Supplied data →
* * *

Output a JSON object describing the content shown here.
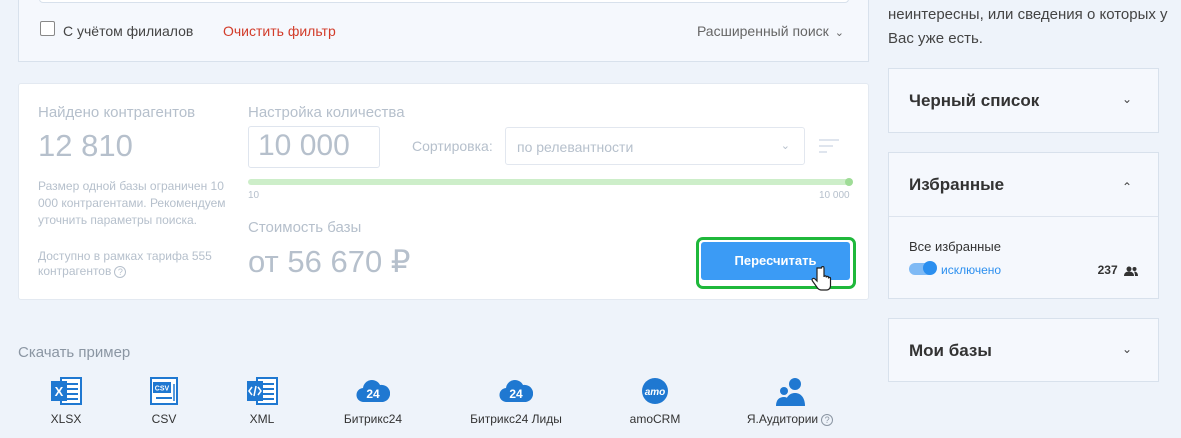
{
  "filter": {
    "branches_label": "С учётом филиалов",
    "clear_label": "Очистить фильтр",
    "advanced_label": "Расширенный поиск"
  },
  "stats": {
    "found_label": "Найдено контрагентов",
    "found_count": "12 810",
    "limit_note": "Размер одной базы ограничен 10 000 контрагентами. Рекомендуем уточнить параметры поиска.",
    "tariff_note": "Доступно в рамках тарифа 555 контрагентов",
    "qty_label": "Настройка количества",
    "qty_value": "10 000",
    "sort_label": "Сортировка:",
    "sort_value": "по релевантности",
    "slider_min": "10",
    "slider_max": "10 000",
    "slider_fraction": 1.0,
    "cost_label": "Стоимость базы",
    "cost_value": "от 56 670 ₽",
    "recalc_label": "Пересчитать"
  },
  "download": {
    "title": "Скачать пример",
    "items": [
      {
        "label": "XLSX",
        "icon": "xlsx-icon"
      },
      {
        "label": "CSV",
        "icon": "csv-icon"
      },
      {
        "label": "XML",
        "icon": "xml-icon"
      },
      {
        "label": "Битрикс24",
        "icon": "bitrix24-icon"
      },
      {
        "label": "Битрикс24 Лиды",
        "icon": "bitrix24-icon"
      },
      {
        "label": "amoCRM",
        "icon": "amocrm-icon"
      },
      {
        "label": "Я.Аудитории",
        "icon": "audience-icon"
      }
    ],
    "bitrix_badge": "24",
    "amo_badge": "amo"
  },
  "sidebar": {
    "intro_text": "неинтересны, или сведения о которых у Вас уже есть.",
    "blacklist_title": "Черный список",
    "favorites_title": "Избранные",
    "favorites_all_label": "Все избранные",
    "favorites_toggle_label": "исключено",
    "favorites_count": "237",
    "mybases_title": "Мои базы"
  },
  "colors": {
    "accent": "#3b9bf5",
    "highlight": "#1fb83b",
    "danger": "#d23c2a",
    "icon_blue": "#1f78d1"
  }
}
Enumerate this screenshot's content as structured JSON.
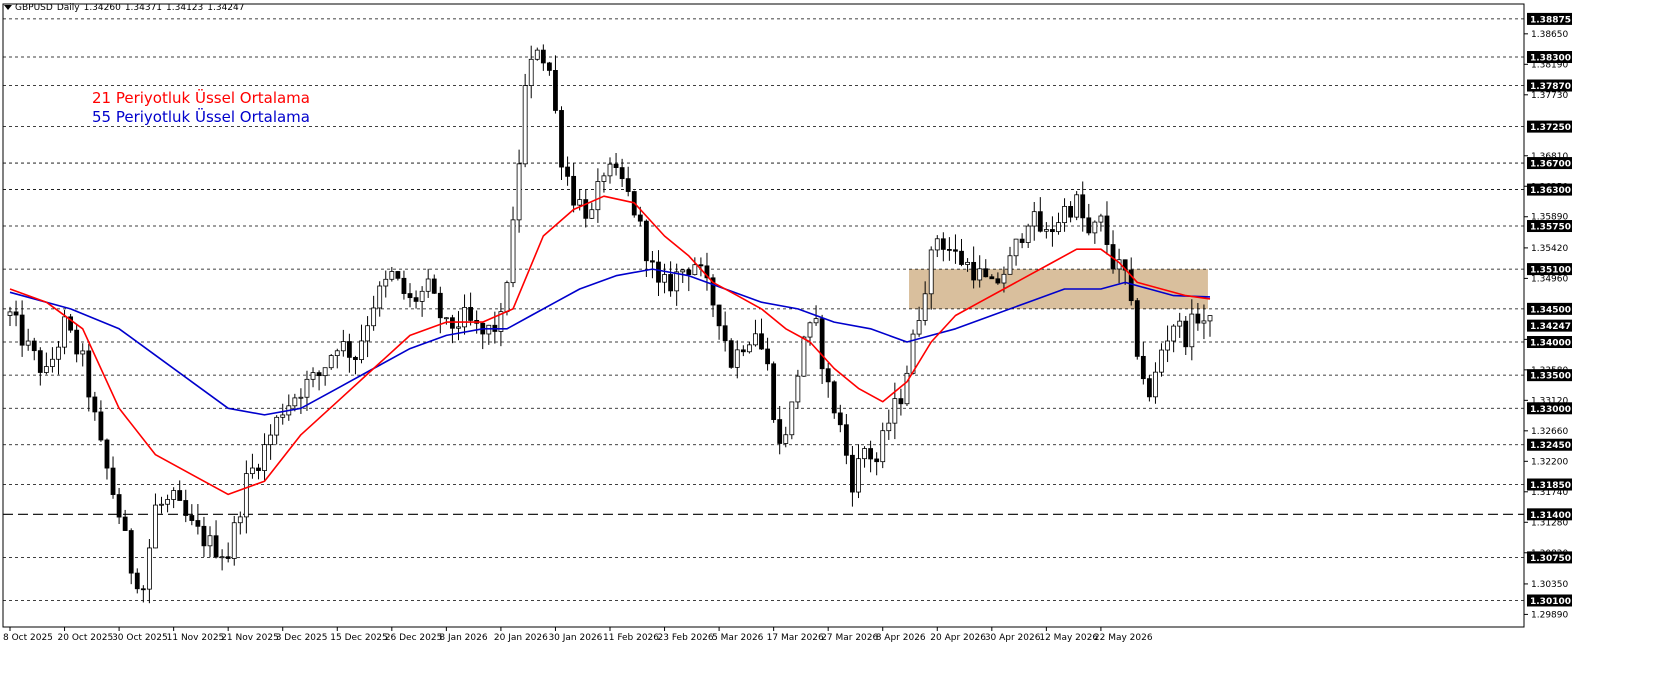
{
  "header": {
    "symbol": "GBPUSD",
    "timeframe": "Daily",
    "ohlc": [
      "1.34260",
      "1.34371",
      "1.34123",
      "1.34247"
    ]
  },
  "colors": {
    "ema21": "#ff0000",
    "ema55": "#0000cc",
    "zone": "#d2b48c",
    "candle": "#000000",
    "grid": "#000000",
    "price_label_bg": "#000000",
    "price_label_text": "#ffffff"
  },
  "chart_data": {
    "type": "candlestick",
    "legend": [
      {
        "name": "21 Periyotluk Üssel Ortalama",
        "color": "#ff0000"
      },
      {
        "name": "55 Periyotluk Üssel Ortalama",
        "color": "#0000cc"
      }
    ],
    "ylim": [
      1.297,
      1.391
    ],
    "y_ticks": [
      "1.38650",
      "1.38190",
      "1.37730",
      "1.36810",
      "1.36350",
      "1.35890",
      "1.35420",
      "1.34960",
      "1.34040",
      "1.33580",
      "1.33120",
      "1.32660",
      "1.32200",
      "1.31740",
      "1.31280",
      "1.30820",
      "1.30350",
      "1.29890"
    ],
    "levels": [
      "1.38875",
      "1.38300",
      "1.37870",
      "1.37250",
      "1.36700",
      "1.36300",
      "1.35750",
      "1.35100",
      "1.34500",
      "1.34000",
      "1.33500",
      "1.33000",
      "1.32450",
      "1.31850",
      "1.31400",
      "1.30750",
      "1.30100"
    ],
    "current_price": "1.34247",
    "dashed_level": "1.31400",
    "zone": {
      "low": 1.345,
      "high": 1.351,
      "from_index": 149,
      "to_index": 197
    },
    "x_labels": [
      {
        "label": "8 Oct 2025",
        "index": 0
      },
      {
        "label": "20 Oct 2025",
        "index": 9
      },
      {
        "label": "30 Oct 2025",
        "index": 18
      },
      {
        "label": "11 Nov 2025",
        "index": 27
      },
      {
        "label": "21 Nov 2025",
        "index": 36
      },
      {
        "label": "3 Dec 2025",
        "index": 45
      },
      {
        "label": "15 Dec 2025",
        "index": 54
      },
      {
        "label": "26 Dec 2025",
        "index": 63
      },
      {
        "label": "8 Jan 2026",
        "index": 72
      },
      {
        "label": "20 Jan 2026",
        "index": 81
      },
      {
        "label": "30 Jan 2026",
        "index": 90
      },
      {
        "label": "11 Feb 2026",
        "index": 99
      },
      {
        "label": "23 Feb 2026",
        "index": 108
      },
      {
        "label": "5 Mar 2026",
        "index": 117
      },
      {
        "label": "17 Mar 2026",
        "index": 126
      },
      {
        "label": "27 Mar 2026",
        "index": 135
      },
      {
        "label": "8 Apr 2026",
        "index": 144
      },
      {
        "label": "20 Apr 2026",
        "index": 153
      },
      {
        "label": "30 Apr 2026",
        "index": 162
      },
      {
        "label": "12 May 2026",
        "index": 171
      },
      {
        "label": "22 May 2026",
        "index": 180
      }
    ],
    "anchors": [
      [
        0,
        1.344
      ],
      [
        3,
        1.339
      ],
      [
        6,
        1.335
      ],
      [
        9,
        1.3425
      ],
      [
        12,
        1.337
      ],
      [
        15,
        1.324
      ],
      [
        18,
        1.314
      ],
      [
        20,
        1.306
      ],
      [
        22,
        1.303
      ],
      [
        24,
        1.315
      ],
      [
        27,
        1.316
      ],
      [
        30,
        1.312
      ],
      [
        33,
        1.3095
      ],
      [
        36,
        1.308
      ],
      [
        39,
        1.319
      ],
      [
        42,
        1.324
      ],
      [
        45,
        1.33
      ],
      [
        48,
        1.333
      ],
      [
        51,
        1.335
      ],
      [
        54,
        1.34
      ],
      [
        57,
        1.338
      ],
      [
        60,
        1.346
      ],
      [
        63,
        1.35
      ],
      [
        66,
        1.346
      ],
      [
        69,
        1.348
      ],
      [
        72,
        1.342
      ],
      [
        75,
        1.3435
      ],
      [
        78,
        1.341
      ],
      [
        81,
        1.343
      ],
      [
        83,
        1.357
      ],
      [
        85,
        1.378
      ],
      [
        87,
        1.385
      ],
      [
        89,
        1.381
      ],
      [
        91,
        1.368
      ],
      [
        93,
        1.362
      ],
      [
        96,
        1.359
      ],
      [
        98,
        1.366
      ],
      [
        101,
        1.364
      ],
      [
        103,
        1.36
      ],
      [
        105,
        1.354
      ],
      [
        107,
        1.348
      ],
      [
        109,
        1.349
      ],
      [
        111,
        1.351
      ],
      [
        113,
        1.352
      ],
      [
        115,
        1.348
      ],
      [
        117,
        1.344
      ],
      [
        119,
        1.337
      ],
      [
        121,
        1.34
      ],
      [
        123,
        1.342
      ],
      [
        125,
        1.336
      ],
      [
        127,
        1.324
      ],
      [
        129,
        1.33
      ],
      [
        131,
        1.341
      ],
      [
        133,
        1.342
      ],
      [
        135,
        1.333
      ],
      [
        137,
        1.327
      ],
      [
        139,
        1.319
      ],
      [
        141,
        1.324
      ],
      [
        143,
        1.322
      ],
      [
        145,
        1.328
      ],
      [
        147,
        1.332
      ],
      [
        149,
        1.34
      ],
      [
        151,
        1.349
      ],
      [
        153,
        1.356
      ],
      [
        156,
        1.353
      ],
      [
        159,
        1.351
      ],
      [
        162,
        1.348
      ],
      [
        165,
        1.352
      ],
      [
        168,
        1.359
      ],
      [
        171,
        1.356
      ],
      [
        174,
        1.36
      ],
      [
        176,
        1.361
      ],
      [
        178,
        1.356
      ],
      [
        180,
        1.358
      ],
      [
        182,
        1.352
      ],
      [
        184,
        1.35
      ],
      [
        186,
        1.339
      ],
      [
        188,
        1.331
      ],
      [
        190,
        1.339
      ],
      [
        192,
        1.343
      ],
      [
        194,
        1.341
      ],
      [
        196,
        1.344
      ],
      [
        198,
        1.3425
      ]
    ],
    "ema21": [
      [
        0,
        1.348
      ],
      [
        6,
        1.346
      ],
      [
        12,
        1.342
      ],
      [
        18,
        1.33
      ],
      [
        24,
        1.323
      ],
      [
        30,
        1.32
      ],
      [
        36,
        1.317
      ],
      [
        42,
        1.319
      ],
      [
        48,
        1.326
      ],
      [
        54,
        1.331
      ],
      [
        60,
        1.336
      ],
      [
        66,
        1.341
      ],
      [
        72,
        1.343
      ],
      [
        78,
        1.343
      ],
      [
        83,
        1.345
      ],
      [
        88,
        1.356
      ],
      [
        93,
        1.36
      ],
      [
        98,
        1.362
      ],
      [
        103,
        1.361
      ],
      [
        108,
        1.356
      ],
      [
        112,
        1.353
      ],
      [
        116,
        1.349
      ],
      [
        120,
        1.347
      ],
      [
        124,
        1.345
      ],
      [
        128,
        1.342
      ],
      [
        132,
        1.34
      ],
      [
        136,
        1.336
      ],
      [
        140,
        1.333
      ],
      [
        144,
        1.331
      ],
      [
        148,
        1.334
      ],
      [
        152,
        1.34
      ],
      [
        156,
        1.344
      ],
      [
        160,
        1.346
      ],
      [
        164,
        1.348
      ],
      [
        168,
        1.35
      ],
      [
        172,
        1.352
      ],
      [
        176,
        1.354
      ],
      [
        180,
        1.354
      ],
      [
        183,
        1.352
      ],
      [
        186,
        1.349
      ],
      [
        190,
        1.348
      ],
      [
        194,
        1.347
      ],
      [
        198,
        1.3465
      ]
    ],
    "ema55": [
      [
        0,
        1.3475
      ],
      [
        10,
        1.345
      ],
      [
        18,
        1.342
      ],
      [
        24,
        1.338
      ],
      [
        30,
        1.334
      ],
      [
        36,
        1.33
      ],
      [
        42,
        1.329
      ],
      [
        48,
        1.33
      ],
      [
        54,
        1.333
      ],
      [
        60,
        1.336
      ],
      [
        66,
        1.339
      ],
      [
        72,
        1.341
      ],
      [
        78,
        1.342
      ],
      [
        82,
        1.342
      ],
      [
        86,
        1.344
      ],
      [
        90,
        1.346
      ],
      [
        94,
        1.348
      ],
      [
        100,
        1.35
      ],
      [
        106,
        1.351
      ],
      [
        112,
        1.35
      ],
      [
        118,
        1.348
      ],
      [
        124,
        1.346
      ],
      [
        130,
        1.345
      ],
      [
        136,
        1.343
      ],
      [
        142,
        1.342
      ],
      [
        148,
        1.34
      ],
      [
        152,
        1.341
      ],
      [
        156,
        1.342
      ],
      [
        162,
        1.344
      ],
      [
        168,
        1.346
      ],
      [
        174,
        1.348
      ],
      [
        180,
        1.348
      ],
      [
        184,
        1.349
      ],
      [
        188,
        1.348
      ],
      [
        192,
        1.347
      ],
      [
        198,
        1.3468
      ]
    ]
  }
}
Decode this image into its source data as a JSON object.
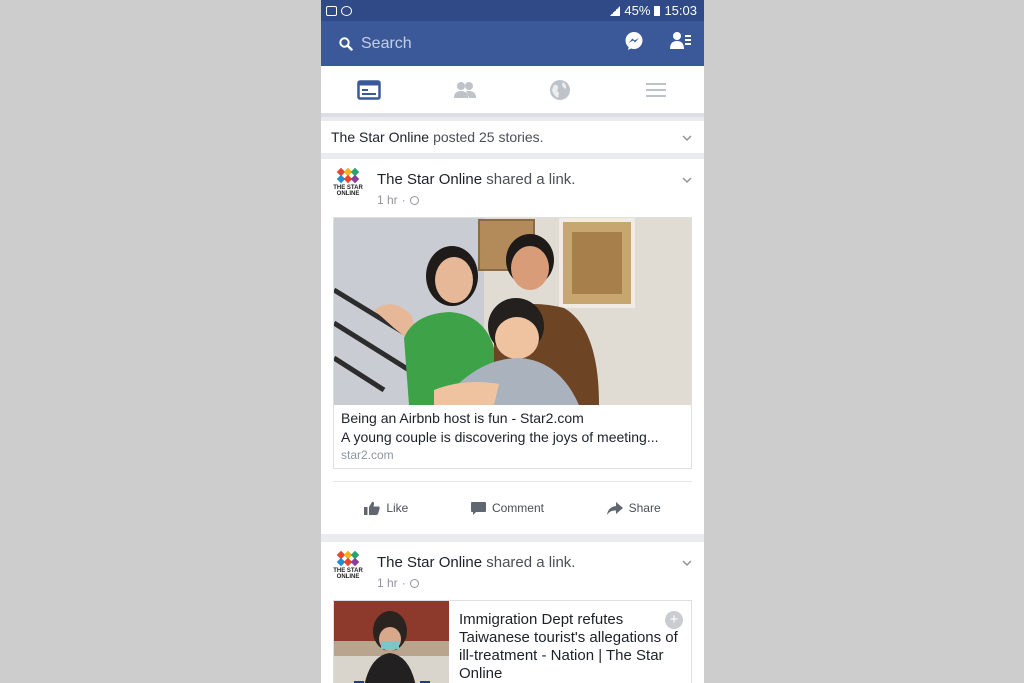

* * *

Goal of the exercise → What number of lines in the records contain the word "Üssel"? Answer with that number alone.

The answer → 2